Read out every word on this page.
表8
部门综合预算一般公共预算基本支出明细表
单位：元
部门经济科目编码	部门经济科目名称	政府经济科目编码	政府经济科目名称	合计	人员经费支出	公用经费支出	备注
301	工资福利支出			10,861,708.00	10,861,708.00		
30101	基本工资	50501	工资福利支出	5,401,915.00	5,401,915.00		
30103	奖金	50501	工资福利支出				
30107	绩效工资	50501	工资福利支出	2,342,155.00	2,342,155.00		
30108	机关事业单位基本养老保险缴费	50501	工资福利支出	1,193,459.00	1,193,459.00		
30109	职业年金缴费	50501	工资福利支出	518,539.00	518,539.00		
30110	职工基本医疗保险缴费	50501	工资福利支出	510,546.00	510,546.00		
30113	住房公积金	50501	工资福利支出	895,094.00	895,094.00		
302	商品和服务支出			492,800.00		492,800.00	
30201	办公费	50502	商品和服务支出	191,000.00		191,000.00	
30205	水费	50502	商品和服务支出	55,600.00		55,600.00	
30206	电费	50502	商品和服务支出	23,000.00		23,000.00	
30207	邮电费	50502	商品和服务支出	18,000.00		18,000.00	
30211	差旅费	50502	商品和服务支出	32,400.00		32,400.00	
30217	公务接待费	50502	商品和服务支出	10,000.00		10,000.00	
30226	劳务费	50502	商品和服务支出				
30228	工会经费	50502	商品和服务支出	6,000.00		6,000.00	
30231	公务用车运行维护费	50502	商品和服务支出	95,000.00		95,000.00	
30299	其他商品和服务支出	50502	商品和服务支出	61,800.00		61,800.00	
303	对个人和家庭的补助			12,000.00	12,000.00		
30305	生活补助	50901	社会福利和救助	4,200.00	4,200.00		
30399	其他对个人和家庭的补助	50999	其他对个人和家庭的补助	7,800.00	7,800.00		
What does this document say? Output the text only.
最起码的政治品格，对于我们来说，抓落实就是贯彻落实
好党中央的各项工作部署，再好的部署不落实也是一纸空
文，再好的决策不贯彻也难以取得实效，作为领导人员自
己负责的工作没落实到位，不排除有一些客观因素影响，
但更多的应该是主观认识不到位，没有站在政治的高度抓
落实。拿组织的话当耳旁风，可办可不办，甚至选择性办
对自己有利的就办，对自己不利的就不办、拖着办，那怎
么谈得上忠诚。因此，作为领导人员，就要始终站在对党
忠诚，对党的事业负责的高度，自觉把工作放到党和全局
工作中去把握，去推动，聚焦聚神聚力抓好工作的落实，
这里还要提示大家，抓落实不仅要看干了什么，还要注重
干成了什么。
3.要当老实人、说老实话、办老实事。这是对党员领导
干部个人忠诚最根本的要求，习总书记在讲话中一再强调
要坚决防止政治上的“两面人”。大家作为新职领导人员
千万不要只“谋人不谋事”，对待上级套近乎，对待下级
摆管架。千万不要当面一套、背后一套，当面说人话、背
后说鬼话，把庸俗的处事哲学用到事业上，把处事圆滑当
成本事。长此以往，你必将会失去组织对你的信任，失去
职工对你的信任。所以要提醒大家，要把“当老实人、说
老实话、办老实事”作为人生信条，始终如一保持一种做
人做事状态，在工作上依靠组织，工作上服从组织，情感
++++++
§ **EXERCISE TASK**:
Search the material above for "商品和服务支出". Pull out each line where it shows up.

§ **EXERCISE RESPONSE**:
302	商品和服务支出			492,800.00		492,800.00	
30201	办公费	50502	商品和服务支出	191,000.00		191,000.00	
30205	水费	50502	商品和服务支出	55,600.00		55,600.00	
30206	电费	50502	商品和服务支出	23,000.00		23,000.00	
30207	邮电费	50502	商品和服务支出	18,000.00		18,000.00	
30211	差旅费	50502	商品和服务支出	32,400.00		32,400.00	
30217	公务接待费	50502	商品和服务支出	10,000.00		10,000.00	
30226	劳务费	50502	商品和服务支出				
30228	工会经费	50502	商品和服务支出	6,000.00		6,000.00	
30231	公务用车运行维护费	50502	商品和服务支出	95,000.00		95,000.00	
30299	其他商品和服务支出	50502	商品和服务支出	61,800.00		61,800.00	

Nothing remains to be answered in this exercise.